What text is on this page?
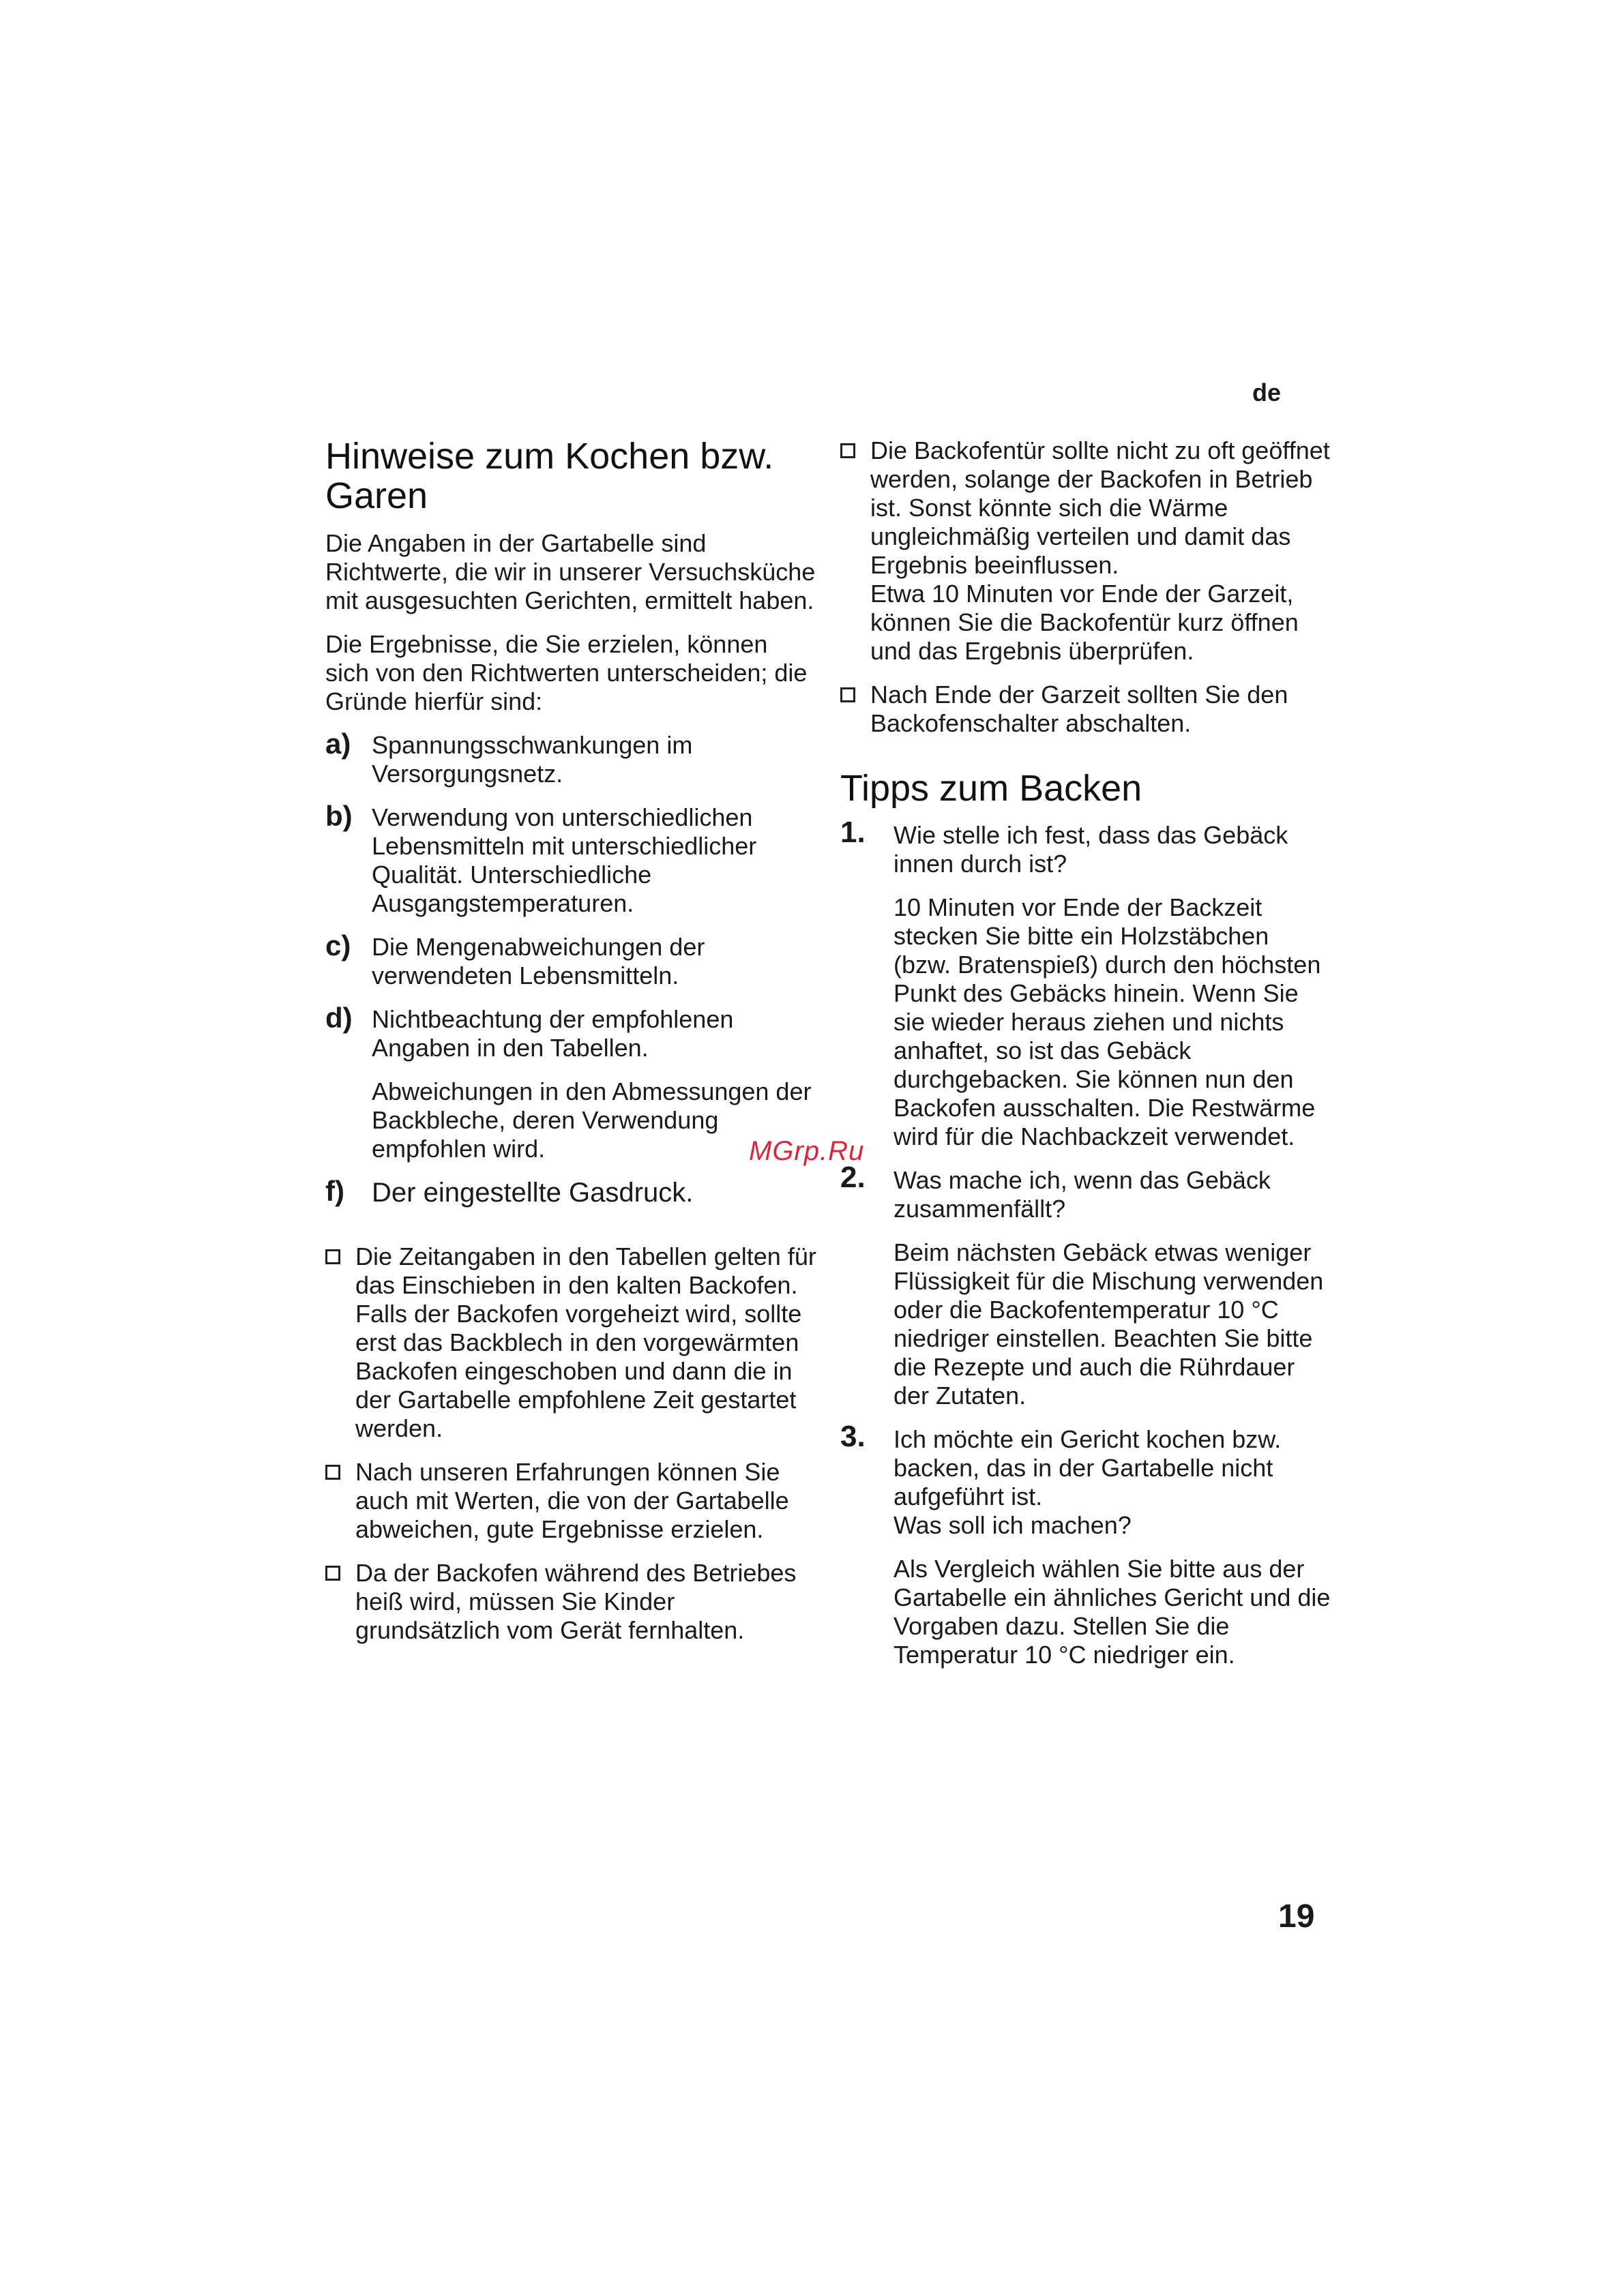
de
Hinweise zum Kochen bzw. Garen

Die Angaben in der Gartabelle sind Richtwerte, die wir in unserer Versuchsküche mit ausgesuchten Gerichten, ermittelt haben.

Die Ergebnisse, die Sie erzielen, können sich von den Richtwerten unterscheiden; die Gründe hierfür sind:

a) Spannungsschwankungen im Versorgungsnetz.
b) Verwendung von unterschiedlichen Lebensmitteln mit unterschiedlicher Qualität. Unterschiedliche Ausgangstemperaturen.
c) Die Mengenabweichungen der verwendeten Lebensmitteln.
d) Nichtbeachtung der empfohlenen Angaben in den Tabellen.
Abweichungen in den Abmessungen der Backbleche, deren Verwendung empfohlen wird.
f) Der eingestellte Gasdruck.
Die Zeitangaben in den Tabellen gelten für das Einschieben in den kalten Backofen. Falls der Backofen vorgeheizt wird, sollte erst das Backblech in den vorgewärmten Backofen eingeschoben und dann die in der Gartabelle empfohlene Zeit gestartet werden.
Nach unseren Erfahrungen können Sie auch mit Werten, die von der Gartabelle abweichen, gute Ergebnisse erzielen.
Da der Backofen während des Betriebes heiß wird, müssen Sie Kinder grundsätzlich vom Gerät fernhalten.
Die Backofentür sollte nicht zu oft geöffnet werden, solange der Backofen in Betrieb ist. Sonst könnte sich die Wärme ungleichmäßig verteilen und damit das Ergebnis beeinflussen.
Etwa 10 Minuten vor Ende der Garzeit, können Sie die Backofentür kurz öffnen und das Ergebnis überprüfen.
Nach Ende der Garzeit sollten Sie den Backofenschalter abschalten.
Tipps zum Backen
1. Wie stelle ich fest, dass das Gebäck innen durch ist?
10 Minuten vor Ende der Backzeit stecken Sie bitte ein Holzstäbchen (bzw. Bratenspieß) durch den höchsten Punkt des Gebäcks hinein. Wenn Sie sie wieder heraus ziehen und nichts anhaftet, so ist das Gebäck durchgebacken. Sie können nun den Backofen ausschalten. Die Restwärme wird für die Nachbackzeit verwendet.
2. Was mache ich, wenn das Gebäck zusammenfällt?
Beim nächsten Gebäck etwas weniger Flüssigkeit für die Mischung verwenden oder die Backofentemperatur 10 °C niedriger einstellen. Beachten Sie bitte die Rezepte und auch die Rührdauer der Zutaten.
3. Ich möchte ein Gericht kochen bzw. backen, das in der Gartabelle nicht aufgeführt ist.
Was soll ich machen?
Als Vergleich wählen Sie bitte aus der Gartabelle ein ähnliches Gericht und die Vorgaben dazu. Stellen Sie die Temperatur 10 °C niedriger ein.
MGrp.Ru
19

---

* EXERCISE AIM *
All of the data above should be quoted exactly, except for the pictures.

* WORKED ANSWER *
What text is on this page?
de
Hinweise zum Kochen bzw. Garen

Die Angaben in der Gartabelle sind Richtwerte, die wir in unserer Versuchsküche mit ausgesuchten Gerichten, ermittelt haben.

Die Ergebnisse, die Sie erzielen, können sich von den Richtwerten unterscheiden; die Gründe hierfür sind:

a) Spannungsschwankungen im Versorgungsnetz.
b) Verwendung von unterschiedlichen Lebensmitteln mit unterschiedlicher Qualität. Unterschiedliche Ausgangstemperaturen.
c) Die Mengenabweichungen der verwendeten Lebensmitteln.
d) Nichtbeachtung der empfohlenen Angaben in den Tabellen.
Abweichungen in den Abmessungen der Backbleche, deren Verwendung empfohlen wird.
f) Der eingestellte Gasdruck.
Die Zeitangaben in den Tabellen gelten für das Einschieben in den kalten Backofen. Falls der Backofen vorgeheizt wird, sollte erst das Backblech in den vorgewärmten Backofen eingeschoben und dann die in der Gartabelle empfohlene Zeit gestartet werden.
Nach unseren Erfahrungen können Sie auch mit Werten, die von der Gartabelle abweichen, gute Ergebnisse erzielen.
Da der Backofen während des Betriebes heiß wird, müssen Sie Kinder grundsätzlich vom Gerät fernhalten.
Die Backofentür sollte nicht zu oft geöffnet werden, solange der Backofen in Betrieb ist. Sonst könnte sich die Wärme ungleichmäßig verteilen und damit das Ergebnis beeinflussen.
Etwa 10 Minuten vor Ende der Garzeit, können Sie die Backofentür kurz öffnen und das Ergebnis überprüfen.
Nach Ende der Garzeit sollten Sie den Backofenschalter abschalten.
Tipps zum Backen
1. Wie stelle ich fest, dass das Gebäck innen durch ist?
10 Minuten vor Ende der Backzeit stecken Sie bitte ein Holzstäbchen (bzw. Bratenspieß) durch den höchsten Punkt des Gebäcks hinein. Wenn Sie sie wieder heraus ziehen und nichts anhaftet, so ist das Gebäck durchgebacken. Sie können nun den Backofen ausschalten. Die Restwärme wird für die Nachbackzeit verwendet.
2. Was mache ich, wenn das Gebäck zusammenfällt?
Beim nächsten Gebäck etwas weniger Flüssigkeit für die Mischung verwenden oder die Backofentemperatur 10 °C niedriger einstellen. Beachten Sie bitte die Rezepte und auch die Rührdauer der Zutaten.
3. Ich möchte ein Gericht kochen bzw. backen, das in der Gartabelle nicht aufgeführt ist.
Was soll ich machen?
Als Vergleich wählen Sie bitte aus der Gartabelle ein ähnliches Gericht und die Vorgaben dazu. Stellen Sie die Temperatur 10 °C niedriger ein.
MGrp.Ru
19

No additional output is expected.